++++ Data provided ++++

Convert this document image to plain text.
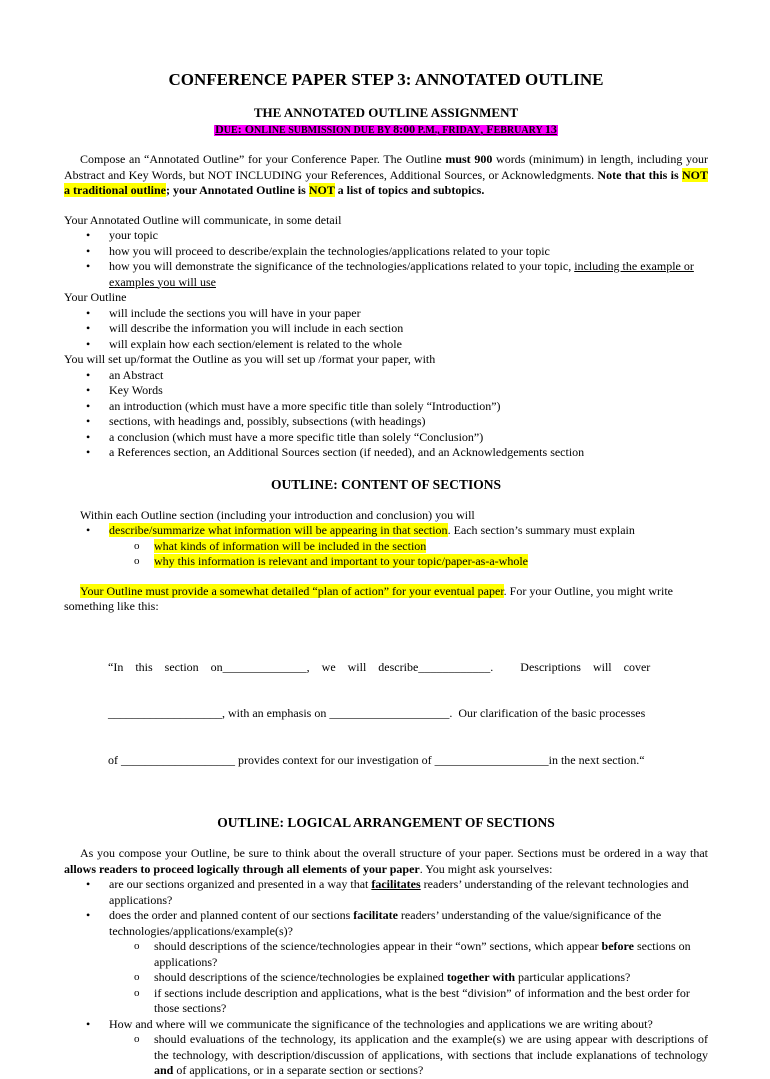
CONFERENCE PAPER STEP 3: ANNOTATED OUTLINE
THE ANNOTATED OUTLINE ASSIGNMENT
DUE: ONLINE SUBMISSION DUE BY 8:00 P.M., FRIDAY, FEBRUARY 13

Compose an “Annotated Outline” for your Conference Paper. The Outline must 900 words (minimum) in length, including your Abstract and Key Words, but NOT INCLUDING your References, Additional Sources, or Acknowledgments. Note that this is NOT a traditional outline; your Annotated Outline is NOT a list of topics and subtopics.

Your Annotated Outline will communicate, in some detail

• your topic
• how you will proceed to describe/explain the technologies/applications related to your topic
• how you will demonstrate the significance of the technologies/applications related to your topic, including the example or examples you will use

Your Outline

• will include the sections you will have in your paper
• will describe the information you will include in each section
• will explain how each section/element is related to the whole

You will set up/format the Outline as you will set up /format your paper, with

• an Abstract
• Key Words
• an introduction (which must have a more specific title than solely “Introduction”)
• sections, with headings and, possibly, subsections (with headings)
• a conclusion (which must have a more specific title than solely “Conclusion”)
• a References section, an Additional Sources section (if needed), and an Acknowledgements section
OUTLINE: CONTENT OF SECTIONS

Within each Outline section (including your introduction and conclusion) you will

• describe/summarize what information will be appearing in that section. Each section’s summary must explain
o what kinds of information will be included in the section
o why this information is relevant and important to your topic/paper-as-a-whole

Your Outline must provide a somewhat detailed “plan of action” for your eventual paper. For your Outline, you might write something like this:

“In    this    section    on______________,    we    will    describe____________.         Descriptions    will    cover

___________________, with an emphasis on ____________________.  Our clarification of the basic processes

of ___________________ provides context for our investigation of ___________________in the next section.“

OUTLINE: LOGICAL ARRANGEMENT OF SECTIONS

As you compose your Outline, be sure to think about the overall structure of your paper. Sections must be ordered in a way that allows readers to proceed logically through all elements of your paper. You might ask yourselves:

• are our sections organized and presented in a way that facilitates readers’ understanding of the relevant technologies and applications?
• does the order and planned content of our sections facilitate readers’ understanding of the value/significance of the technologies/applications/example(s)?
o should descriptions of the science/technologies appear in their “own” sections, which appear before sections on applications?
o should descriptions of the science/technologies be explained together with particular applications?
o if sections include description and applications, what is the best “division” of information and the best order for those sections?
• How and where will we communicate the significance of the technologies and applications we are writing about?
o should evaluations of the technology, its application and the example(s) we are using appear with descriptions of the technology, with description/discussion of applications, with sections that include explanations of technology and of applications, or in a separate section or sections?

++++

Which lines contain the word "References"? Return each of them.

Compose an “Annotated Outline” for your Conference Paper. The Outline must 900 words (minimum) in length, including your Abstract and Key Words, but NOT INCLUDING your References, Additional Sources, or Acknowledgments. Note that this is NOT a traditional outline; your Annotated Outline is NOT a list of topics and subtopics.
• a References section, an Additional Sources section (if needed), and an Acknowledgements section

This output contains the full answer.